Problem: Print the listing below in its entirety, character for character.

(Records)
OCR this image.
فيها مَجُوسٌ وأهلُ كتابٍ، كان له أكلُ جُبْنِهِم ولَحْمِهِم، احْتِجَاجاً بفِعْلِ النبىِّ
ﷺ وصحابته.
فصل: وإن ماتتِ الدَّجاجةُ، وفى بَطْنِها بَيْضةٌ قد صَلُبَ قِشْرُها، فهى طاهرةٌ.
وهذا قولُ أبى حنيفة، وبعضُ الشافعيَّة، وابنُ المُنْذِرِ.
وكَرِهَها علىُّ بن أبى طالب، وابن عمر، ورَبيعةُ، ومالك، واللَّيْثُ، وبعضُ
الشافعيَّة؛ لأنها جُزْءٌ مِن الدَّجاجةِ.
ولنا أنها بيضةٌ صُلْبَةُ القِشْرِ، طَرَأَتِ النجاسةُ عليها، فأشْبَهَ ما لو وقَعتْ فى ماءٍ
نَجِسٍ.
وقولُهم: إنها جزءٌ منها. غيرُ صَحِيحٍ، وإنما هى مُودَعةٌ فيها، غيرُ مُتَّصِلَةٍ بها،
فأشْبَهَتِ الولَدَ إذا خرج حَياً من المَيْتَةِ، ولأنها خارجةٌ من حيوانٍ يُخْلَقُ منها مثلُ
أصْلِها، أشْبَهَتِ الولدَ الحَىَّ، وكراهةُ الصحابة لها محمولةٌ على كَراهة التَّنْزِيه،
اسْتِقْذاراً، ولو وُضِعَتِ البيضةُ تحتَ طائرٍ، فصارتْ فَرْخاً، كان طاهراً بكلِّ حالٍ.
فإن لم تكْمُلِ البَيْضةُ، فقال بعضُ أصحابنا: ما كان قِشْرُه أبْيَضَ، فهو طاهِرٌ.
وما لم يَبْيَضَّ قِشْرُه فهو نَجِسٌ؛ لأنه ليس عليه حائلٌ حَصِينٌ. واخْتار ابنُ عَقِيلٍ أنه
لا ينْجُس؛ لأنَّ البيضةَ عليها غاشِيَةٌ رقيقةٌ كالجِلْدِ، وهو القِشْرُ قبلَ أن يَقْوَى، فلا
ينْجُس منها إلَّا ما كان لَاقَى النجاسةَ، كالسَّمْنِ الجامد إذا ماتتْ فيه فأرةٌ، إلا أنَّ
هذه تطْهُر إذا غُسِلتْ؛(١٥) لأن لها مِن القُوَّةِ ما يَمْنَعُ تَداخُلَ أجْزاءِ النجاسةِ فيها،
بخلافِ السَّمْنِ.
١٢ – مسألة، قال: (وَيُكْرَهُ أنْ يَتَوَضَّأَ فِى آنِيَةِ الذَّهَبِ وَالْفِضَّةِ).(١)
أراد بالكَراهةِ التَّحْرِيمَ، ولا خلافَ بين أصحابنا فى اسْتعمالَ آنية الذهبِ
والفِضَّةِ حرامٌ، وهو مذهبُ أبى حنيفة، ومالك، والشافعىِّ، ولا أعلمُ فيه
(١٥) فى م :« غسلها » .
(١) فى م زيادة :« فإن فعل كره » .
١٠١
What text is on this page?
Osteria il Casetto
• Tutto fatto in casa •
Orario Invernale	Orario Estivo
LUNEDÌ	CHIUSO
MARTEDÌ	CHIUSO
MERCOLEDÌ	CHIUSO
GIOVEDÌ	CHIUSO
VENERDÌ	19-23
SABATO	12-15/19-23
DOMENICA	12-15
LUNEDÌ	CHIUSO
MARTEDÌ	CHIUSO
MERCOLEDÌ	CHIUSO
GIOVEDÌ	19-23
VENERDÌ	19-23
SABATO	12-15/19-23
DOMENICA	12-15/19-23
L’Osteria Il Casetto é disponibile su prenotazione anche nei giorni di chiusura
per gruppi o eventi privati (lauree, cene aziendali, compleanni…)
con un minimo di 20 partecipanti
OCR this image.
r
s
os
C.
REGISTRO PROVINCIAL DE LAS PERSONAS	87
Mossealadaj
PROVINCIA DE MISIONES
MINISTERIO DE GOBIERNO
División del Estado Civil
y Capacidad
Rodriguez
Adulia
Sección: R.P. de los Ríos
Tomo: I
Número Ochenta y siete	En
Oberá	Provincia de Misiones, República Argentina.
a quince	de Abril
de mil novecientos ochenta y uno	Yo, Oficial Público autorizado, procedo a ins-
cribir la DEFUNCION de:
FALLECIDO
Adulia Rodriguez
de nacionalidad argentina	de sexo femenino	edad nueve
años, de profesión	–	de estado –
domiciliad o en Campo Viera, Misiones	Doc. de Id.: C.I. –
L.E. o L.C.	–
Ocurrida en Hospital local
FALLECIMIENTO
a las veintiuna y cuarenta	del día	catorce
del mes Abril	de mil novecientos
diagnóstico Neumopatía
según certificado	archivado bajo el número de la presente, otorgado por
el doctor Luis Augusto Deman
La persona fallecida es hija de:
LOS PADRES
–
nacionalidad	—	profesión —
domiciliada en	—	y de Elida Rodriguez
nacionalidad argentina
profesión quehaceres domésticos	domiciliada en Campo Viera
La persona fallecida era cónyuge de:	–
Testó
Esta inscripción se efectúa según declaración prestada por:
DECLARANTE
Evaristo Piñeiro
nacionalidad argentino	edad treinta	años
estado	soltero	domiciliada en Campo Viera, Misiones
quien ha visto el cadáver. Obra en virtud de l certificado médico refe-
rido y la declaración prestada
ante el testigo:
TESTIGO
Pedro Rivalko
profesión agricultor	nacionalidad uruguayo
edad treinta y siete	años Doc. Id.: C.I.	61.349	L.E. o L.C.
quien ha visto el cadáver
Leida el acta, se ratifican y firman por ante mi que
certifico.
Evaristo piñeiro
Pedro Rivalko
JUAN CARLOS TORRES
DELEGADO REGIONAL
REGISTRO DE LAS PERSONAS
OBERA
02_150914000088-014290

Problem solution:
OCR this image.
فيها مَجُوسٌ وأهلُ كتابٍ، كان له أكلُ جُبْنِهِم ولَحْمِهِم، احْتِجَاجاً بفِعْلِ النبىِّ
ﷺ وصحابته.
فصل: وإن ماتتِ الدَّجاجةُ، وفى بَطْنِها بَيْضةٌ قد صَلُبَ قِشْرُها، فهى طاهرةٌ.
وهذا قولُ أبى حنيفة، وبعضُ الشافعيَّة، وابنُ المُنْذِرِ.
وكَرِهَها علىُّ بن أبى طالب، وابن عمر، ورَبيعةُ، ومالك، واللَّيْثُ، وبعضُ
الشافعيَّة؛ لأنها جُزْءٌ مِن الدَّجاجةِ.
ولنا أنها بيضةٌ صُلْبَةُ القِشْرِ، طَرَأَتِ النجاسةُ عليها، فأشْبَهَ ما لو وقَعتْ فى ماءٍ
نَجِسٍ.
وقولُهم: إنها جزءٌ منها. غيرُ صَحِيحٍ، وإنما هى مُودَعةٌ فيها، غيرُ مُتَّصِلَةٍ بها،
فأشْبَهَتِ الولَدَ إذا خرج حَياً من المَيْتَةِ، ولأنها خارجةٌ من حيوانٍ يُخْلَقُ منها مثلُ
أصْلِها، أشْبَهَتِ الولدَ الحَىَّ، وكراهةُ الصحابة لها محمولةٌ على كَراهة التَّنْزِيه،
اسْتِقْذاراً، ولو وُضِعَتِ البيضةُ تحتَ طائرٍ، فصارتْ فَرْخاً، كان طاهراً بكلِّ حالٍ.
فإن لم تكْمُلِ البَيْضةُ، فقال بعضُ أصحابنا: ما كان قِشْرُه أبْيَضَ، فهو طاهِرٌ.
وما لم يَبْيَضَّ قِشْرُه فهو نَجِسٌ؛ لأنه ليس عليه حائلٌ حَصِينٌ. واخْتار ابنُ عَقِيلٍ أنه
لا ينْجُس؛ لأنَّ البيضةَ عليها غاشِيَةٌ رقيقةٌ كالجِلْدِ، وهو القِشْرُ قبلَ أن يَقْوَى، فلا
ينْجُس منها إلَّا ما كان لَاقَى النجاسةَ، كالسَّمْنِ الجامد إذا ماتتْ فيه فأرةٌ، إلا أنَّ
هذه تطْهُر إذا غُسِلتْ؛(١٥) لأن لها مِن القُوَّةِ ما يَمْنَعُ تَداخُلَ أجْزاءِ النجاسةِ فيها،
بخلافِ السَّمْنِ.
١٢ – مسألة، قال: (وَيُكْرَهُ أنْ يَتَوَضَّأَ فِى آنِيَةِ الذَّهَبِ وَالْفِضَّةِ).(١)
أراد بالكَراهةِ التَّحْرِيمَ، ولا خلافَ بين أصحابنا فى اسْتعمالَ آنية الذهبِ
والفِضَّةِ حرامٌ، وهو مذهبُ أبى حنيفة، ومالك، والشافعىِّ، ولا أعلمُ فيه
(١٥) فى م :« غسلها » .
(١) فى م زيادة :« فإن فعل كره » .
١٠١
What text is on this page?
Osteria il Casetto
• Tutto fatto in casa •
Orario Invernale	Orario Estivo
LUNEDÌ	CHIUSO
MARTEDÌ	CHIUSO
MERCOLEDÌ	CHIUSO
GIOVEDÌ	CHIUSO
VENERDÌ	19-23
SABATO	12-15/19-23
DOMENICA	12-15
LUNEDÌ	CHIUSO
MARTEDÌ	CHIUSO
MERCOLEDÌ	CHIUSO
GIOVEDÌ	19-23
VENERDÌ	19-23
SABATO	12-15/19-23
DOMENICA	12-15/19-23
L’Osteria Il Casetto é disponibile su prenotazione anche nei giorni di chiusura
per gruppi o eventi privati (lauree, cene aziendali, compleanni…)
con un minimo di 20 partecipanti
OCR this image.
r
s
os
C.
REGISTRO PROVINCIAL DE LAS PERSONAS	87
Mossealadaj
PROVINCIA DE MISIONES
MINISTERIO DE GOBIERNO
División del Estado Civil
y Capacidad
Rodriguez
Adulia
Sección: R.P. de los Ríos
Tomo: I
Número Ochenta y siete	En
Oberá	Provincia de Misiones, República Argentina.
a quince	de Abril
de mil novecientos ochenta y uno	Yo, Oficial Público autorizado, procedo a ins-
cribir la DEFUNCION de:
FALLECIDO
Adulia Rodriguez
de nacionalidad argentina	de sexo femenino	edad nueve
años, de profesión	–	de estado –
domiciliad o en Campo Viera, Misiones	Doc. de Id.: C.I. –
L.E. o L.C.	–
Ocurrida en Hospital local
FALLECIMIENTO
a las veintiuna y cuarenta	del día	catorce
del mes Abril	de mil novecientos
diagnóstico Neumopatía
según certificado	archivado bajo el número de la presente, otorgado por
el doctor Luis Augusto Deman
La persona fallecida es hija de:
LOS PADRES
–
nacionalidad	—	profesión —
domiciliada en	—	y de Elida Rodriguez
nacionalidad argentina
profesión quehaceres domésticos	domiciliada en Campo Viera
La persona fallecida era cónyuge de:	–
Testó
Esta inscripción se efectúa según declaración prestada por:
DECLARANTE
Evaristo Piñeiro
nacionalidad argentino	edad treinta	años
estado	soltero	domiciliada en Campo Viera, Misiones
quien ha visto el cadáver. Obra en virtud de l certificado médico refe-
rido y la declaración prestada
ante el testigo:
TESTIGO
Pedro Rivalko
profesión agricultor	nacionalidad uruguayo
edad treinta y siete	años Doc. Id.: C.I.	61.349	L.E. o L.C.
quien ha visto el cadáver
Leida el acta, se ratifican y firman por ante mi que
certifico.
Evaristo piñeiro
Pedro Rivalko
JUAN CARLOS TORRES
DELEGADO REGIONAL
REGISTRO DE LAS PERSONAS
OBERA
02_150914000088-014290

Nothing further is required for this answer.